[Dataset rows]
☆ ☆ ☆ ☆ ☆

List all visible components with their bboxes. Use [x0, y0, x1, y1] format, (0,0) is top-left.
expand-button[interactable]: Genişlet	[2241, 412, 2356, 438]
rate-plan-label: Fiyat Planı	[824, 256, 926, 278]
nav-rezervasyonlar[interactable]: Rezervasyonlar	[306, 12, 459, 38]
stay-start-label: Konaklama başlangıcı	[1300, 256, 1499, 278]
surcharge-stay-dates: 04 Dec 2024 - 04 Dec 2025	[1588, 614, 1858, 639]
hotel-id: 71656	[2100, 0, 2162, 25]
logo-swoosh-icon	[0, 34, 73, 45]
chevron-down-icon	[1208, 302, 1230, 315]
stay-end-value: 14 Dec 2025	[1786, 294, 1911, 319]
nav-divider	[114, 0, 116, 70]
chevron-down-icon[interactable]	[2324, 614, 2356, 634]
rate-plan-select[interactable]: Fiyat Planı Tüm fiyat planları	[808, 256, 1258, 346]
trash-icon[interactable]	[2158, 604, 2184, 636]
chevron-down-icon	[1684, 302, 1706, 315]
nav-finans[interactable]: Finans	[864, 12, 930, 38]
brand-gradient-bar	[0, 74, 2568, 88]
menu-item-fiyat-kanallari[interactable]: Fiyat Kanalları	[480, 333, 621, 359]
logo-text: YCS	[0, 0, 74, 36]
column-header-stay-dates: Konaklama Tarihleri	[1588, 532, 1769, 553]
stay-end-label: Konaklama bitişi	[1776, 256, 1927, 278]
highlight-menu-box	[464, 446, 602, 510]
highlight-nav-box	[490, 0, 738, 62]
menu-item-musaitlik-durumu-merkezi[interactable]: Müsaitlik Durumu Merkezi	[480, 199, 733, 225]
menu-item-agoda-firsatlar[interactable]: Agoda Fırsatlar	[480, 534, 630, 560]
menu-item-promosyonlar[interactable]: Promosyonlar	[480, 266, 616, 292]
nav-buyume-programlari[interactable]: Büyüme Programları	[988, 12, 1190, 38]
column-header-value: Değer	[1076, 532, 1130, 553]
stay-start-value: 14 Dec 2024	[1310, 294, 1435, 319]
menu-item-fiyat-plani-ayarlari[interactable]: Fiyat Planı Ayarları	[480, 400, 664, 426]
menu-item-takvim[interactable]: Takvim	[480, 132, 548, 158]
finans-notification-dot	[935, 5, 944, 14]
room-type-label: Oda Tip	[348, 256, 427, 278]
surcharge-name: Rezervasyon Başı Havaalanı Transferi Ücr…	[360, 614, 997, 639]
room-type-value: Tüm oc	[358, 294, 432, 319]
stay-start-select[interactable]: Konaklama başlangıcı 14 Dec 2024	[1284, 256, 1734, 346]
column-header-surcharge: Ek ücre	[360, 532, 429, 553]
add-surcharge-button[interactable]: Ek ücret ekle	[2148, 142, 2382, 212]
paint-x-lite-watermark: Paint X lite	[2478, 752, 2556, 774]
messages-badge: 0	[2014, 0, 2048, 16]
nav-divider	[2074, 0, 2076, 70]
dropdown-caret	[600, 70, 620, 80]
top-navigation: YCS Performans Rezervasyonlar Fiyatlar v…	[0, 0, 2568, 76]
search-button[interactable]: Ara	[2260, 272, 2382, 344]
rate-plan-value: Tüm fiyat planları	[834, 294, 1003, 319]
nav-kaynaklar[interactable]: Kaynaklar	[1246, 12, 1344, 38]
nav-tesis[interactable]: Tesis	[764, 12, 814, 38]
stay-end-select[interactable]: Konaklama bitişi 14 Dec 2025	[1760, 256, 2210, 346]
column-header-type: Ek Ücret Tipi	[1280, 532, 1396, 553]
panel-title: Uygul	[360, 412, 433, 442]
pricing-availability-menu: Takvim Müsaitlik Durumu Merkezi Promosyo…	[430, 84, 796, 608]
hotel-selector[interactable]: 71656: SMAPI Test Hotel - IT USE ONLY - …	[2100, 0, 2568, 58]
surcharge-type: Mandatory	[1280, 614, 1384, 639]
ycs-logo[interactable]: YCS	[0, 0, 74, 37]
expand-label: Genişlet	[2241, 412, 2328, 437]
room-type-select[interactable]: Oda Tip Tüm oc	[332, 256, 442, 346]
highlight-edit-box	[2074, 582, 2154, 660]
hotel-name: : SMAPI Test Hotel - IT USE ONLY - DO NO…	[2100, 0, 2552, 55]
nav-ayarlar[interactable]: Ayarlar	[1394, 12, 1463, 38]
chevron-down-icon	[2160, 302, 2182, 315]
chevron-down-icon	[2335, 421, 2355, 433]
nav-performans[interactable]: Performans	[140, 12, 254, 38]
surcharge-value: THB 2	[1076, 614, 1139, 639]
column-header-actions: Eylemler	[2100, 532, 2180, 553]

☆ ☆ ☆ ☆ ☆

WORK TO COMPLETE:
Turn every row above into a JSON list of strings, one string per line, with blank lines left out.

SOLUTION TO THE EXERCISE:
[
  "List all visible components with their bboxes. Use [x0, y0, x1, y1] format, (0,0) is top-left.",
  "expand-button[interactable]: Genişlet\t[2241, 412, 2356, 438]",
  "rate-plan-label: Fiyat Planı\t[824, 256, 926, 278]",
  "nav-rezervasyonlar[interactable]: Rezervasyonlar\t[306, 12, 459, 38]",
  "stay-start-label: Konaklama başlangıcı\t[1300, 256, 1499, 278]",
  "surcharge-stay-dates: 04 Dec 2024 - 04 Dec 2025\t[1588, 614, 1858, 639]",
  "hotel-id: 71656\t[2100, 0, 2162, 25]",
  "logo-swoosh-icon\t[0, 34, 73, 45]",
  "chevron-down-icon\t[1208, 302, 1230, 315]",
  "stay-end-value: 14 Dec 2025\t[1786, 294, 1911, 319]",
  "nav-divider\t[114, 0, 116, 70]",
  "chevron-down-icon[interactable]\t[2324, 614, 2356, 634]",
  "rate-plan-select[interactable]: Fiyat Planı Tüm fiyat planları\t[808, 256, 1258, 346]",
  "trash-icon[interactable]\t[2158, 604, 2184, 636]",
  "chevron-down-icon\t[1684, 302, 1706, 315]",
  "nav-finans[interactable]: Finans\t[864, 12, 930, 38]",
  "brand-gradient-bar\t[0, 74, 2568, 88]",
  "menu-item-fiyat-kanallari[interactable]: Fiyat Kanalları\t[480, 333, 621, 359]",
  "logo-text: YCS\t[0, 0, 74, 36]",
  "column-header-stay-dates: Konaklama Tarihleri\t[1588, 532, 1769, 553]",
  "stay-end-label: Konaklama bitişi\t[1776, 256, 1927, 278]",
  "highlight-menu-box\t[464, 446, 602, 510]",
  "highlight-nav-box\t[490, 0, 738, 62]",
  "menu-item-musaitlik-durumu-merkezi[interactable]: Müsaitlik Durumu Merkezi\t[480, 199, 733, 225]",
  "menu-item-agoda-firsatlar[interactable]: Agoda Fırsatlar\t[480, 534, 630, 560]",
  "menu-item-promosyonlar[interactable]: Promosyonlar\t[480, 266, 616, 292]",
  "nav-buyume-programlari[interactable]: Büyüme Programları\t[988, 12, 1190, 38]",
  "column-header-value: Değer\t[1076, 532, 1130, 553]",
  "stay-start-value: 14 Dec 2024\t[1310, 294, 1435, 319]",
  "menu-item-fiyat-plani-ayarlari[interactable]: Fiyat Planı Ayarları\t[480, 400, 664, 426]",
  "menu-item-takvim[interactable]: Takvim\t[480, 132, 548, 158]",
  "finans-notification-dot\t[935, 5, 944, 14]",
  "room-type-label: Oda Tip\t[348, 256, 427, 278]",
  "surcharge-name: Rezervasyon Başı Havaalanı Transferi Ücr…\t[360, 614, 997, 639]",
  "room-type-value: Tüm oc\t[358, 294, 432, 319]",
  "stay-start-select[interactable]: Konaklama başlangıcı 14 Dec 2024\t[1284, 256, 1734, 346]",
  "column-header-surcharge: Ek ücre\t[360, 532, 429, 553]",
  "add-surcharge-button[interactable]: Ek ücret ekle\t[2148, 142, 2382, 212]",
  "paint-x-lite-watermark: Paint X lite\t[2478, 752, 2556, 774]",
  "messages-badge: 0\t[2014, 0, 2048, 16]",
  "nav-divider\t[2074, 0, 2076, 70]",
  "dropdown-caret\t[600, 70, 620, 80]",
  "top-navigation: YCS Performans Rezervasyonlar Fiyatlar v…\t[0, 0, 2568, 76]",
  "search-button[interactable]: Ara\t[2260, 272, 2382, 344]",
  "rate-plan-value: Tüm fiyat planları\t[834, 294, 1003, 319]",
  "nav-kaynaklar[interactable]: Kaynaklar\t[1246, 12, 1344, 38]",
  "nav-tesis[interactable]: Tesis\t[764, 12, 814, 38]",
  "stay-end-select[interactable]: Konaklama bitişi 14 Dec 2025\t[1760, 256, 2210, 346]",
  "column-header-type: Ek Ücret Tipi\t[1280, 532, 1396, 553]",
  "panel-title: Uygul\t[360, 412, 433, 442]",
  "pricing-availability-menu: Takvim Müsaitlik Durumu Merkezi Promosyo…\t[430, 84, 796, 608]",
  "hotel-selector[interactable]: 71656: SMAPI Test Hotel - IT USE ONLY - …\t[2100, 0, 2568, 58]",
  "surcharge-type: Mandatory\t[1280, 614, 1384, 639]",
  "ycs-logo[interactable]: YCS\t[0, 0, 74, 37]",
  "expand-label: Genişlet\t[2241, 412, 2328, 437]",
  "room-type-select[interactable]: Oda Tip Tüm oc\t[332, 256, 442, 346]",
  "highlight-edit-box\t[2074, 582, 2154, 660]",
  "hotel-name: : SMAPI Test Hotel - IT USE ONLY - DO NO…\t[2100, 0, 2552, 55]",
  "nav-ayarlar[interactable]: Ayarlar\t[1394, 12, 1463, 38]",
  "chevron-down-icon\t[2160, 302, 2182, 315]",
  "chevron-down-icon\t[2335, 421, 2355, 433]",
  "nav-performans[interactable]: Performans\t[140, 12, 254, 38]",
  "surcharge-value: THB 2\t[1076, 614, 1139, 639]",
  "column-header-actions: Eylemler\t[2100, 532, 2180, 553]"
]